» Recorded information
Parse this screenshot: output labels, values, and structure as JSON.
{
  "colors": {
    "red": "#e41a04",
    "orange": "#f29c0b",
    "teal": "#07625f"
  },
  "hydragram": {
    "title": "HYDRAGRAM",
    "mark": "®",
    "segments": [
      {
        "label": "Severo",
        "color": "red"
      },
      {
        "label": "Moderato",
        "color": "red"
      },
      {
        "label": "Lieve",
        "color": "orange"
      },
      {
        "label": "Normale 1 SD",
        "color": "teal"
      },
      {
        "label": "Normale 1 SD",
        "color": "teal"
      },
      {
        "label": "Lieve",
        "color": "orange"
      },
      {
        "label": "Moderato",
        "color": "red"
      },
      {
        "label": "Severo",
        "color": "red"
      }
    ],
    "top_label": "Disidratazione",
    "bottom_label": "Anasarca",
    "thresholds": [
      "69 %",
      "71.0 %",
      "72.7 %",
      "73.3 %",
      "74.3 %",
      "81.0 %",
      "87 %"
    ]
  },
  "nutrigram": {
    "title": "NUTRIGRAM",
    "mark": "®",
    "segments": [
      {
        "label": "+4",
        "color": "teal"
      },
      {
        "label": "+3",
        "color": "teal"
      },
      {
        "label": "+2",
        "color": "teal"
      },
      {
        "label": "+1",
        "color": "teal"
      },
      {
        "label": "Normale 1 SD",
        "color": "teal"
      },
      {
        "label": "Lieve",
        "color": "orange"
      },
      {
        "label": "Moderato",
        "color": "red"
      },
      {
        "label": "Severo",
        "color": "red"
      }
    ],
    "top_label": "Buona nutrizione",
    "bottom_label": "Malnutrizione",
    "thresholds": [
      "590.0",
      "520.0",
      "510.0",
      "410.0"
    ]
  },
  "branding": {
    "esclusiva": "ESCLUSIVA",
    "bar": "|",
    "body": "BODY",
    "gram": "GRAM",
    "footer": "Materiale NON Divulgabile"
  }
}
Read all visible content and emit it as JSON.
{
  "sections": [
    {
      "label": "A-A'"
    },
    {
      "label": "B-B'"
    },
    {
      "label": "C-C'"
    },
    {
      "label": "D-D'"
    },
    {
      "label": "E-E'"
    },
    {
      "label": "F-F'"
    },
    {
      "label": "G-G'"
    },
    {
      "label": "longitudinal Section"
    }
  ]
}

» The task
Reproduce the data in its entirety, matching each character.

» Answer for the task
Parse this screenshot: output labels, values, and structure as JSON.
{
  "colors": {
    "red": "#e41a04",
    "orange": "#f29c0b",
    "teal": "#07625f"
  },
  "hydragram": {
    "title": "HYDRAGRAM",
    "mark": "®",
    "segments": [
      {
        "label": "Severo",
        "color": "red"
      },
      {
        "label": "Moderato",
        "color": "red"
      },
      {
        "label": "Lieve",
        "color": "orange"
      },
      {
        "label": "Normale 1 SD",
        "color": "teal"
      },
      {
        "label": "Normale 1 SD",
        "color": "teal"
      },
      {
        "label": "Lieve",
        "color": "orange"
      },
      {
        "label": "Moderato",
        "color": "red"
      },
      {
        "label": "Severo",
        "color": "red"
      }
    ],
    "top_label": "Disidratazione",
    "bottom_label": "Anasarca",
    "thresholds": [
      "69 %",
      "71.0 %",
      "72.7 %",
      "73.3 %",
      "74.3 %",
      "81.0 %",
      "87 %"
    ]
  },
  "nutrigram": {
    "title": "NUTRIGRAM",
    "mark": "®",
    "segments": [
      {
        "label": "+4",
        "color": "teal"
      },
      {
        "label": "+3",
        "color": "teal"
      },
      {
        "label": "+2",
        "color": "teal"
      },
      {
        "label": "+1",
        "color": "teal"
      },
      {
        "label": "Normale 1 SD",
        "color": "teal"
      },
      {
        "label": "Lieve",
        "color": "orange"
      },
      {
        "label": "Moderato",
        "color": "red"
      },
      {
        "label": "Severo",
        "color": "red"
      }
    ],
    "top_label": "Buona nutrizione",
    "bottom_label": "Malnutrizione",
    "thresholds": [
      "590.0",
      "520.0",
      "510.0",
      "410.0"
    ]
  },
  "branding": {
    "esclusiva": "ESCLUSIVA",
    "bar": "|",
    "body": "BODY",
    "gram": "GRAM",
    "footer": "Materiale NON Divulgabile"
  }
}
Read all visible content and emit it as JSON.
{
  "sections": [
    {
      "label": "A-A'"
    },
    {
      "label": "B-B'"
    },
    {
      "label": "C-C'"
    },
    {
      "label": "D-D'"
    },
    {
      "label": "E-E'"
    },
    {
      "label": "F-F'"
    },
    {
      "label": "G-G'"
    },
    {
      "label": "longitudinal Section"
    }
  ]
}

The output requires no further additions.